# Short exercise
Which lines in the records below contain the word "channel"? Copy each of them.

═══ Given data

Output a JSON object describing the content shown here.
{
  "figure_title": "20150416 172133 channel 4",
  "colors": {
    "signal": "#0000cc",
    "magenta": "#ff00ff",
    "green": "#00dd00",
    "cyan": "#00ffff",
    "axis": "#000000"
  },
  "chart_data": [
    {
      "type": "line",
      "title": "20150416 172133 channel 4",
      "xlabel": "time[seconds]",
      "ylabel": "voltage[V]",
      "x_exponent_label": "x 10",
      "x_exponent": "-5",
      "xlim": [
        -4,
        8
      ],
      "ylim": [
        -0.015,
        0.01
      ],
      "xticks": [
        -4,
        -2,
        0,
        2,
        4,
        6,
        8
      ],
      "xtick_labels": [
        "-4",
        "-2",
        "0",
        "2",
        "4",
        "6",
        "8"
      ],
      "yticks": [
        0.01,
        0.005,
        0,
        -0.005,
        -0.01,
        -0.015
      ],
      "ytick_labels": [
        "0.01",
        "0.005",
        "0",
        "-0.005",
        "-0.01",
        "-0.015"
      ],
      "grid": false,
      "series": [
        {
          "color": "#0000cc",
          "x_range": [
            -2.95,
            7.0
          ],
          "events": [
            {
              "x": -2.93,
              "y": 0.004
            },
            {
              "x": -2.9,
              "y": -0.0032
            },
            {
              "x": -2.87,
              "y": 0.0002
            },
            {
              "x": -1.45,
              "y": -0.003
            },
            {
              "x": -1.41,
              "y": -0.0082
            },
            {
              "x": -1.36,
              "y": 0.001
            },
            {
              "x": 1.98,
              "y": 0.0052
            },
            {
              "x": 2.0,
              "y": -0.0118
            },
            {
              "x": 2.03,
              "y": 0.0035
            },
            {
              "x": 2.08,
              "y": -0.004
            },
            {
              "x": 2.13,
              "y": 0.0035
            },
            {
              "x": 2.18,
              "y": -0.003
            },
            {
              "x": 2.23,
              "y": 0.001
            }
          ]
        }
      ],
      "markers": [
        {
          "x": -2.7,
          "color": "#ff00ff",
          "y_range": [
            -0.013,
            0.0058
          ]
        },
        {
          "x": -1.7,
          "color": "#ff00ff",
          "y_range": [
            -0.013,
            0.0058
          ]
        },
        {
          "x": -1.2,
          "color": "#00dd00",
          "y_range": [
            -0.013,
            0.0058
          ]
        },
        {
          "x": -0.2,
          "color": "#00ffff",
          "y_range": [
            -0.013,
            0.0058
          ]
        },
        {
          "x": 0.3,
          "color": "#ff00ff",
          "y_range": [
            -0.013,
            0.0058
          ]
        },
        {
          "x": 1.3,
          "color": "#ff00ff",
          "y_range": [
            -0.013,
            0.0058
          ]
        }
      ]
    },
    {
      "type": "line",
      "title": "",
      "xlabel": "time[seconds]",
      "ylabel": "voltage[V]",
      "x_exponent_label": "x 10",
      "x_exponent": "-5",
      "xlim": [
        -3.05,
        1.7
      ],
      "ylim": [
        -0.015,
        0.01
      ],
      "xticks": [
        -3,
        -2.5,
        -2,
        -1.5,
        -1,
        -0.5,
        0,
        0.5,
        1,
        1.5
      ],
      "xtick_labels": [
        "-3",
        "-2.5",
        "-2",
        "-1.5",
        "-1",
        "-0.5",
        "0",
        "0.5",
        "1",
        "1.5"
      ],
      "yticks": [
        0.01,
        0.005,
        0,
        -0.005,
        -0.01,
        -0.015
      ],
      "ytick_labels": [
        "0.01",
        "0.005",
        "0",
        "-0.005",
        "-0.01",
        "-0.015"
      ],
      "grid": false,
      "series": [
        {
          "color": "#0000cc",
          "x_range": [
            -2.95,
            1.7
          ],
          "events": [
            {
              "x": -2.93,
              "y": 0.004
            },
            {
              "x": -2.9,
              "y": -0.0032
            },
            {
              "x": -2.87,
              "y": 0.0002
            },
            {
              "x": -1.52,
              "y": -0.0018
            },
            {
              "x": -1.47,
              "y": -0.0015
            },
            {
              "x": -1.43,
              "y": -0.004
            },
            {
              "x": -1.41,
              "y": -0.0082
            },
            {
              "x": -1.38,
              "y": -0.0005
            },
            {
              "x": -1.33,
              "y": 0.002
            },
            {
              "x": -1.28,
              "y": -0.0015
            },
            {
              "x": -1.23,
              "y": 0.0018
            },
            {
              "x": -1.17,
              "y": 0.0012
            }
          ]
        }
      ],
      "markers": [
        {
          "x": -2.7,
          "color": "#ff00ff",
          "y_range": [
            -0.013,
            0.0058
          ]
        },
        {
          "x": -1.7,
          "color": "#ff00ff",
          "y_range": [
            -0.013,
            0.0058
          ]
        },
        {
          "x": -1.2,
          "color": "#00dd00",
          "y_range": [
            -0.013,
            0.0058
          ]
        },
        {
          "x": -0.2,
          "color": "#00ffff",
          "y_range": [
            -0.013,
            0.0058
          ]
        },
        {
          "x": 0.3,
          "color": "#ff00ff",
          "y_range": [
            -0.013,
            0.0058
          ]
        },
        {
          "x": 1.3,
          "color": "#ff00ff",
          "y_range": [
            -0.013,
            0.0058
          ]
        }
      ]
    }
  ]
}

══════

# Answer to this problem
  "figure_title": "20150416 172133 channel 4",
      "title": "20150416 172133 channel 4",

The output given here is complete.